◆ THE PROBLEM ◆
Tally up the lines where the string "Fuel" appears; reply with the number only.
* * *
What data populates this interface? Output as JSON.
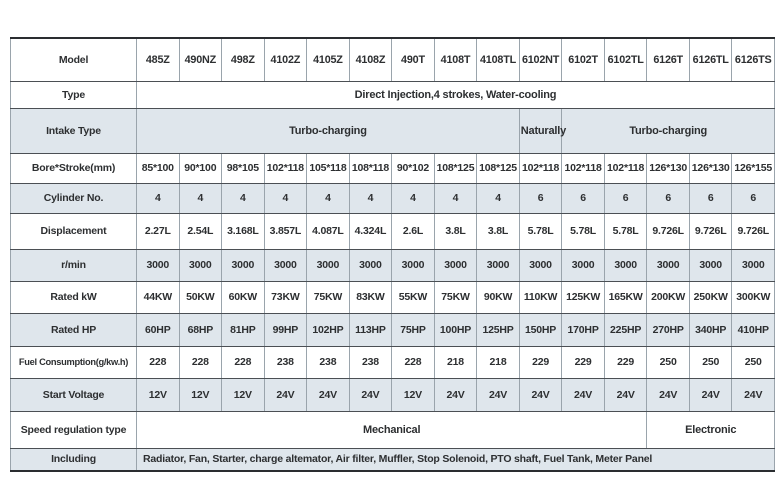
{
  "colors": {
    "row_shade": "#dfe6ec",
    "row_white": "#ffffff",
    "border_horizontal": "#4b4f54",
    "border_vertical": "#9aa4ac",
    "border_outer": "#2a2d30",
    "text": "#2d2f31"
  },
  "table": {
    "rows": [
      {
        "label": "Model",
        "cells": [
          "485Z",
          "490NZ",
          "498Z",
          "4102Z",
          "4105Z",
          "4108Z",
          "490T",
          "4108T",
          "4108TL",
          "6102NT",
          "6102T",
          "6102TL",
          "6126T",
          "6126TL",
          "6126TS"
        ]
      },
      {
        "label": "Type",
        "cells": [
          "Direct Injection,4 strokes, Water-cooling"
        ],
        "spans": [
          15
        ]
      },
      {
        "label": "Intake Type",
        "cells": [
          "Turbo-charging",
          "Naturally",
          "Turbo-charging"
        ],
        "spans": [
          9,
          1,
          5
        ]
      },
      {
        "label": "Bore*Stroke(mm)",
        "cells": [
          "85*100",
          "90*100",
          "98*105",
          "102*118",
          "105*118",
          "108*118",
          "90*102",
          "108*125",
          "108*125",
          "102*118",
          "102*118",
          "102*118",
          "126*130",
          "126*130",
          "126*155"
        ]
      },
      {
        "label": "Cylinder No.",
        "cells": [
          "4",
          "4",
          "4",
          "4",
          "4",
          "4",
          "4",
          "4",
          "4",
          "6",
          "6",
          "6",
          "6",
          "6",
          "6"
        ]
      },
      {
        "label": "Displacement",
        "cells": [
          "2.27L",
          "2.54L",
          "3.168L",
          "3.857L",
          "4.087L",
          "4.324L",
          "2.6L",
          "3.8L",
          "3.8L",
          "5.78L",
          "5.78L",
          "5.78L",
          "9.726L",
          "9.726L",
          "9.726L"
        ]
      },
      {
        "label": "r/min",
        "cells": [
          "3000",
          "3000",
          "3000",
          "3000",
          "3000",
          "3000",
          "3000",
          "3000",
          "3000",
          "3000",
          "3000",
          "3000",
          "3000",
          "3000",
          "3000"
        ]
      },
      {
        "label": "Rated kW",
        "cells": [
          "44KW",
          "50KW",
          "60KW",
          "73KW",
          "75KW",
          "83KW",
          "55KW",
          "75KW",
          "90KW",
          "110KW",
          "125KW",
          "165KW",
          "200KW",
          "250KW",
          "300KW"
        ]
      },
      {
        "label": "Rated HP",
        "cells": [
          "60HP",
          "68HP",
          "81HP",
          "99HP",
          "102HP",
          "113HP",
          "75HP",
          "100HP",
          "125HP",
          "150HP",
          "170HP",
          "225HP",
          "270HP",
          "340HP",
          "410HP"
        ]
      },
      {
        "label": "Fuel Consumption(g/kw.h)",
        "cells": [
          "228",
          "228",
          "228",
          "238",
          "238",
          "238",
          "228",
          "218",
          "218",
          "229",
          "229",
          "229",
          "250",
          "250",
          "250"
        ]
      },
      {
        "label": "Start Voltage",
        "cells": [
          "12V",
          "12V",
          "12V",
          "24V",
          "24V",
          "24V",
          "12V",
          "24V",
          "24V",
          "24V",
          "24V",
          "24V",
          "24V",
          "24V",
          "24V"
        ]
      },
      {
        "label": "Speed regulation type",
        "cells": [
          "Mechanical",
          "Electronic"
        ],
        "spans": [
          12,
          3
        ]
      },
      {
        "label": "Including",
        "cells": [
          "Radiator, Fan, Starter, charge altemator, Air filter, Muffler, Stop Solenoid, PTO shaft, Fuel Tank, Meter Panel"
        ],
        "spans": [
          15
        ]
      }
    ]
  }
}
* * *
◆ CORRECT ANSWER ◆
2